##### MATERIAL FOR THE TASK

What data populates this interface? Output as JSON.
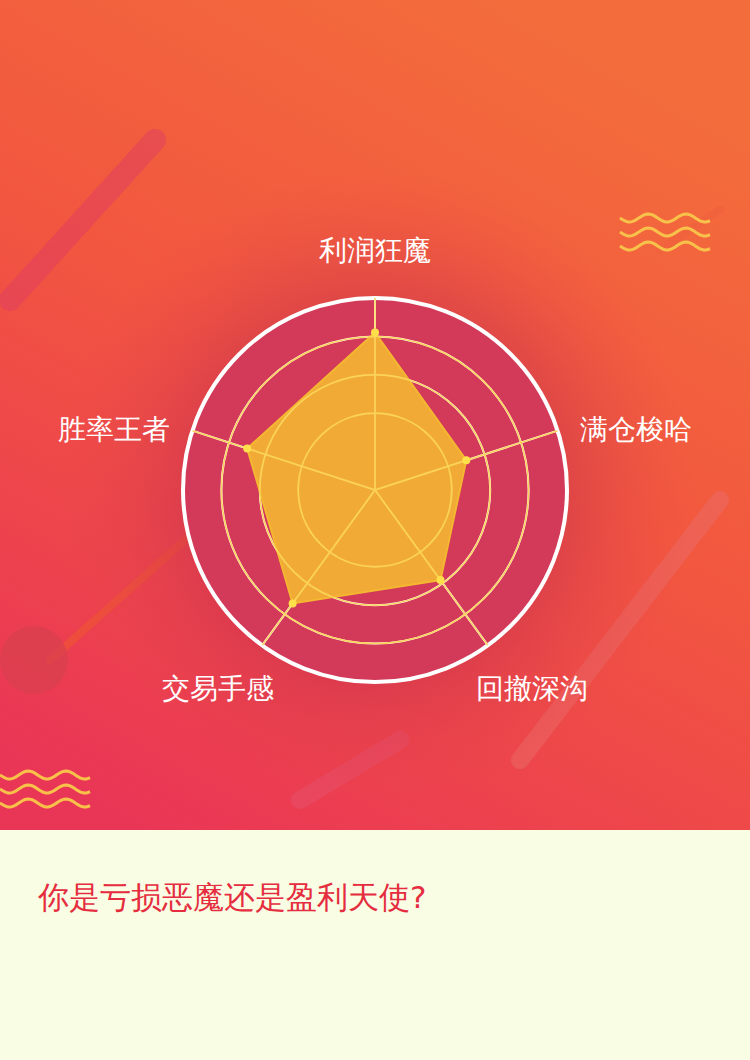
{
  "chart_data": {
    "type": "radar",
    "categories": [
      "利润狂魔",
      "满仓梭哈",
      "回撤深沟",
      "交易手感",
      "胜率王者"
    ],
    "values": [
      82,
      50,
      58,
      73,
      70
    ],
    "color": "#f4b731",
    "ylim": [
      0,
      100
    ],
    "yticks": [
      40,
      60,
      80,
      100
    ],
    "grid": true,
    "tick_labels": false
  },
  "footer": {
    "text": "你是亏损恶魔还是盈利天使?"
  }
}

##########

**WHAT TO PRODUCE**
Write every entry out again exactly, dropping the pictures.

**ANSWER FOR THIS EXERCISE**
What data populates this interface? Output as JSON.
{
  "chart_data": {
    "type": "radar",
    "categories": [
      "利润狂魔",
      "满仓梭哈",
      "回撤深沟",
      "交易手感",
      "胜率王者"
    ],
    "values": [
      82,
      50,
      58,
      73,
      70
    ],
    "color": "#f4b731",
    "ylim": [
      0,
      100
    ],
    "yticks": [
      40,
      60,
      80,
      100
    ],
    "grid": true,
    "tick_labels": false
  },
  "footer": {
    "text": "你是亏损恶魔还是盈利天使?"
  }
}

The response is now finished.